CHALLENGE: Lines containing the word "docente" are to be located and copied.

DATA TO USE:
--------------------------------

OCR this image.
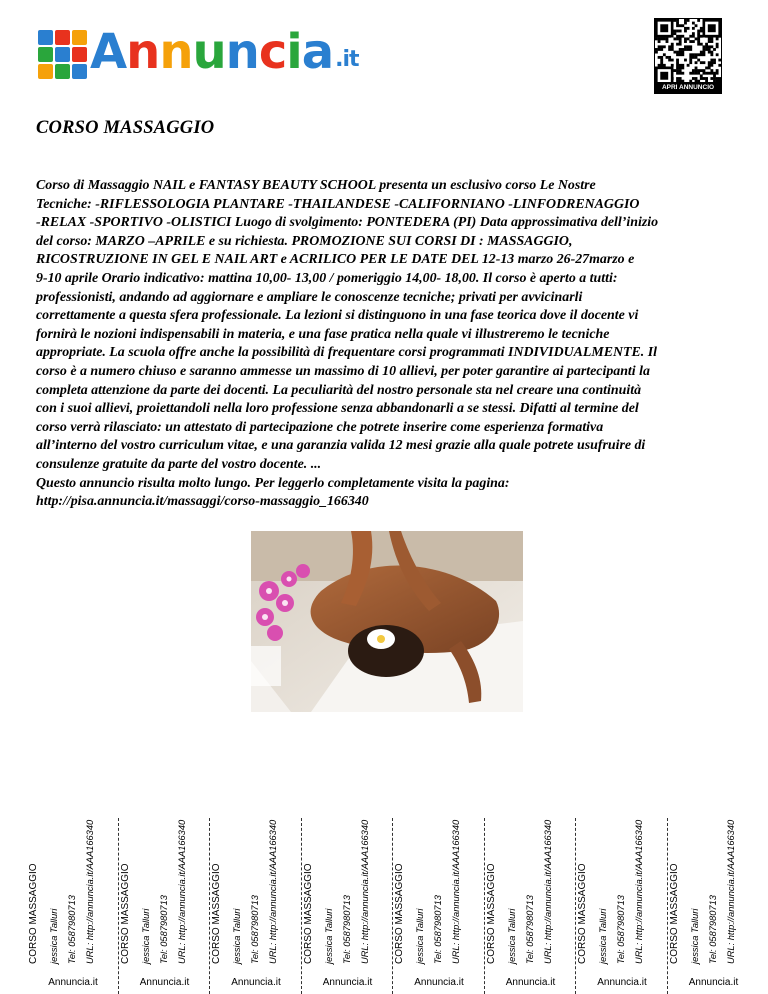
Annuncia.it
APRI ANNUNCIO
CORSO MASSAGGIO

Corso di Massaggio NAIL e FANTASY BEAUTY SCHOOL presenta un esclusivo corso Le Nostre
Tecniche: -RIFLESSOLOGIA PLANTARE -THAILANDESE -CALIFORNIANO -LINFODRENAGGIO
-RELAX -SPORTIVO -OLISTICI Luogo di svolgimento: PONTEDERA (PI) Data approssimativa dell’inizio
del corso: MARZO –APRILE e su richiesta. PROMOZIONE SUI CORSI DI : MASSAGGIO,
RICOSTRUZIONE IN GEL E NAIL ART e ACRILICO PER LE DATE DEL 12-13 marzo 26-27marzo e
9-10 aprile Orario indicativo: mattina 10,00- 13,00 / pomeriggio 14,00- 18,00. Il corso è aperto a tutti:
professionisti, andando ad aggiornare e ampliare le conoscenze tecniche; privati per avvicinarli
correttamente a questa sfera professionale. La lezioni si distinguono in una fase teorica dove il docente vi
fornirà le nozioni indispensabili in materia, e una fase pratica nella quale vi illustreremo le tecniche
appropriate. La scuola offre anche la possibilità di frequentare corsi programmati INDIVIDUALMENTE. Il
corso è a numero chiuso e saranno ammesse un massimo di 10 allievi, per poter garantire ai partecipanti la
completa attenzione da parte dei docenti. La peculiarità del nostro personale sta nel creare una continuità
con i suoi allievi, proiettandoli nella loro professione senza abbandonarli a se stessi. Difatti al termine del
corso verrà rilasciato: un attestato di partecipazione che potrete inserire come esperienza formativa
all’interno del vostro curriculum vitae, e una garanzia valida 12 mesi grazie alla quale potrete usufruire di
consulenze gratuite da parte del vostro docente. ...
Questo annuncio risulta molto lungo. Per leggerlo completamente visita la pagina:
http://pisa.annuncia.it/massaggi/corso-massaggio_166340

CORSO MASSAGGIO jessica Talluri Tel: 0587980713 URL: http://annuncia.it/AAA166340
Annuncia.it
CORSO MASSAGGIO jessica Talluri Tel: 0587980713 URL: http://annuncia.it/AAA166340
Annuncia.it
CORSO MASSAGGIO jessica Talluri Tel: 0587980713 URL: http://annuncia.it/AAA166340
Annuncia.it
CORSO MASSAGGIO jessica Talluri Tel: 0587980713 URL: http://annuncia.it/AAA166340
Annuncia.it
CORSO MASSAGGIO jessica Talluri Tel: 0587980713 URL: http://annuncia.it/AAA166340
Annuncia.it
CORSO MASSAGGIO jessica Talluri Tel: 0587980713 URL: http://annuncia.it/AAA166340
Annuncia.it
CORSO MASSAGGIO jessica Talluri Tel: 0587980713 URL: http://annuncia.it/AAA166340
Annuncia.it
CORSO MASSAGGIO jessica Talluri Tel: 0587980713 URL: http://annuncia.it/AAA166340
Annuncia.it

--------------------------------

RESPONSE TO THE TASK:
correttamente a questa sfera professionale. La lezioni si distinguono in una fase teorica dove il docente vi
consulenze gratuite da parte del vostro docente. ...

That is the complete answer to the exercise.